### Data supplied
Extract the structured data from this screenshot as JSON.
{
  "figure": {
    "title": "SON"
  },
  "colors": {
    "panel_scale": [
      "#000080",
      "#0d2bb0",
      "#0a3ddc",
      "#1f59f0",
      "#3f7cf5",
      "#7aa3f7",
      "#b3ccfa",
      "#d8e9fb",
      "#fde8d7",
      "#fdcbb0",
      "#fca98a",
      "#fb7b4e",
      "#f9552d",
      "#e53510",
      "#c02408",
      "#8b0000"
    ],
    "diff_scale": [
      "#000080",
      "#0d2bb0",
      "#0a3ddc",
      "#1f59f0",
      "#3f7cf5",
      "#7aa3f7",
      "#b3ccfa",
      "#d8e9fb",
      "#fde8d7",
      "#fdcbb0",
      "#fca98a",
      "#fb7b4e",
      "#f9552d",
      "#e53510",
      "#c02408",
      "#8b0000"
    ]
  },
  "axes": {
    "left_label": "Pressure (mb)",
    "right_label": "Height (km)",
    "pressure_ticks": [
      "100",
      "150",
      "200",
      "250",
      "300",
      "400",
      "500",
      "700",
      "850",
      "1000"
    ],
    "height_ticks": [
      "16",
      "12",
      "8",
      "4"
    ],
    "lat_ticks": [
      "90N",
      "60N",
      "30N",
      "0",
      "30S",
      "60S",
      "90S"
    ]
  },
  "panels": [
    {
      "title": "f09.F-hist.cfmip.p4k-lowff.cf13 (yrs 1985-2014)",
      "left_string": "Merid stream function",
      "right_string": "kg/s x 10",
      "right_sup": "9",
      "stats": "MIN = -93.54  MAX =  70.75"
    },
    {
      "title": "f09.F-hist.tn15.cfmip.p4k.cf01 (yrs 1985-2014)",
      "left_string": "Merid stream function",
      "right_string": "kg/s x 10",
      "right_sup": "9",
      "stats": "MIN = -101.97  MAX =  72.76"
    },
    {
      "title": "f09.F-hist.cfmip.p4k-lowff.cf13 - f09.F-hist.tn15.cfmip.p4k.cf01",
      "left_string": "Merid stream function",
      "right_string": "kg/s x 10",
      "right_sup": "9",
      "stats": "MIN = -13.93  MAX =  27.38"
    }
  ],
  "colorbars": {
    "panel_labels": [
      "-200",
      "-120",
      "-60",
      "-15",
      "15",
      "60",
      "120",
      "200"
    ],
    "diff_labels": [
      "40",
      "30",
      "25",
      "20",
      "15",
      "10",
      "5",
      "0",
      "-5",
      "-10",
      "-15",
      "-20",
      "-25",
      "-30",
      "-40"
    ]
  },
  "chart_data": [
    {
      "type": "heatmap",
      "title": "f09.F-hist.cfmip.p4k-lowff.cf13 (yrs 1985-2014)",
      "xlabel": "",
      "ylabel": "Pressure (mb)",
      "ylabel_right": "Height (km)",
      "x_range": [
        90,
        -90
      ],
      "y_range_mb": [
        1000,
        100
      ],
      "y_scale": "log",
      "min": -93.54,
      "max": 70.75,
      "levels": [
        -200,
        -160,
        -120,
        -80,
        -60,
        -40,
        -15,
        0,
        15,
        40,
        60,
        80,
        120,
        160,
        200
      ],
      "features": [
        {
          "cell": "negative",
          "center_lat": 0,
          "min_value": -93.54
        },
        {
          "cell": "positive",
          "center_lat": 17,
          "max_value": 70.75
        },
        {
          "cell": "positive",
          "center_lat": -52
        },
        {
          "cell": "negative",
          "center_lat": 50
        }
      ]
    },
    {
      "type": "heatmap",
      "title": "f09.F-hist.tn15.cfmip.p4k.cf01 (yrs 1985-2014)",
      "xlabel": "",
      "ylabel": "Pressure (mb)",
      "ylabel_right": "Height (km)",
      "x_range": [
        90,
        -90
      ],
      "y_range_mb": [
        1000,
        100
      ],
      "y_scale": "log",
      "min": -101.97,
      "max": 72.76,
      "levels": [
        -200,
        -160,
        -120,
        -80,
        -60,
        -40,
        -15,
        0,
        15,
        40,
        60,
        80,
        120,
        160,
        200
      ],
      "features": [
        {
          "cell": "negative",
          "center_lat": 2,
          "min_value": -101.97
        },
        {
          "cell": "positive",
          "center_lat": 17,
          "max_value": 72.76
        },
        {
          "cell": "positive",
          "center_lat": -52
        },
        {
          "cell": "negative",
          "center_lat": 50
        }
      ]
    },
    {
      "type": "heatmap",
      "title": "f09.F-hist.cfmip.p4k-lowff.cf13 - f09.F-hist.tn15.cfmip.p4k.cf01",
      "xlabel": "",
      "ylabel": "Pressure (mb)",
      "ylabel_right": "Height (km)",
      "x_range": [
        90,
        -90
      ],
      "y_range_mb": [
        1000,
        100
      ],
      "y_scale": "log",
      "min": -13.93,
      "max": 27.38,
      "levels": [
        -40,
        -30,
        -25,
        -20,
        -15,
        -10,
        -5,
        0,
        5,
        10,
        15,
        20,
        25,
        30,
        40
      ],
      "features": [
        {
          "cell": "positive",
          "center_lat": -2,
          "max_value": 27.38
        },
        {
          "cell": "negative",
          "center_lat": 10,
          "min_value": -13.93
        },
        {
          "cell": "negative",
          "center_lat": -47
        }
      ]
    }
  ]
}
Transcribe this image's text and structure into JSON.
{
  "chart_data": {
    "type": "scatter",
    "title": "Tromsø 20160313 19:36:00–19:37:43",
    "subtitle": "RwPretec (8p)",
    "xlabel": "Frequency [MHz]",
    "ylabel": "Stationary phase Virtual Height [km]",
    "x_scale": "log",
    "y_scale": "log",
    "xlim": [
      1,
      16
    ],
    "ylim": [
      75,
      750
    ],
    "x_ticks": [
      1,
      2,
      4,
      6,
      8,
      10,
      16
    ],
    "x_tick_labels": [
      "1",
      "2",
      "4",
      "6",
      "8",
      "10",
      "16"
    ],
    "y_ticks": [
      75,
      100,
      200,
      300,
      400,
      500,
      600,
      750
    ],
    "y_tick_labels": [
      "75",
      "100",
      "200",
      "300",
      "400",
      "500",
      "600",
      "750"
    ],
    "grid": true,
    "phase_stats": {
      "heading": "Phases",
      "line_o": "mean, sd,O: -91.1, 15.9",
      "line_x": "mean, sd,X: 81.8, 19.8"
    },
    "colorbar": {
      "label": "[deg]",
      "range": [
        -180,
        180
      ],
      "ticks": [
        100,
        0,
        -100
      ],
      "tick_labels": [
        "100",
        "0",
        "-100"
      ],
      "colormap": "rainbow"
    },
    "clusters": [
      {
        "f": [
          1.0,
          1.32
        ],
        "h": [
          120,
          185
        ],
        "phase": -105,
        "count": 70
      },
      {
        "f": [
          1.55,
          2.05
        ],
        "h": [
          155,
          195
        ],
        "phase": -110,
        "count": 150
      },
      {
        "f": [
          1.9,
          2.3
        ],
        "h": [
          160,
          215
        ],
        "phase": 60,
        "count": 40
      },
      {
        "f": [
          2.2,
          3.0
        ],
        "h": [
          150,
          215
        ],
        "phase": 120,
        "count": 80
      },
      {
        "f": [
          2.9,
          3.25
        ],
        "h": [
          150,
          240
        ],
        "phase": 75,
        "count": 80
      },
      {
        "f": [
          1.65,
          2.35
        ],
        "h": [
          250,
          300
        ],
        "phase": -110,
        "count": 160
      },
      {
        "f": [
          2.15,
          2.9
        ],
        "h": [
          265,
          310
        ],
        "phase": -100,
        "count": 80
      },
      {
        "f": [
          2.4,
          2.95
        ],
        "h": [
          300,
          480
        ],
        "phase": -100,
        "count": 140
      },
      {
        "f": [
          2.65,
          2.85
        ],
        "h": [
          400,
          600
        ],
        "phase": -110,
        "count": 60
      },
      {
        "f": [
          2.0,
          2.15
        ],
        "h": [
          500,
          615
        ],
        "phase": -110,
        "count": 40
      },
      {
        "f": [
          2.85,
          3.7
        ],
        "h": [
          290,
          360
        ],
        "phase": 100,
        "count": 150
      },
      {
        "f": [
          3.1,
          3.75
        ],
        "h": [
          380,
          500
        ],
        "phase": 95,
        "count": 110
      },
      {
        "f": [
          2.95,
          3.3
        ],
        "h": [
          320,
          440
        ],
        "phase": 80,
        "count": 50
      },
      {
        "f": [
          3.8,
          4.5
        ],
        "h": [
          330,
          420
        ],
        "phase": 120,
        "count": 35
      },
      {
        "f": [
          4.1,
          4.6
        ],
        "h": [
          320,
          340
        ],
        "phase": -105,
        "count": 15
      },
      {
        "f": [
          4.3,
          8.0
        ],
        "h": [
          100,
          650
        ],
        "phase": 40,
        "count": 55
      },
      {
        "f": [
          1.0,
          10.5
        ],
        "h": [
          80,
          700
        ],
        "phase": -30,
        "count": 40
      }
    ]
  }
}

### Objective
Pull every line containing the word "JSON" out of the material and copy it.

### Task output
Extract the structured data from this screenshot as JSON.
Transcribe this image's text and structure into JSON.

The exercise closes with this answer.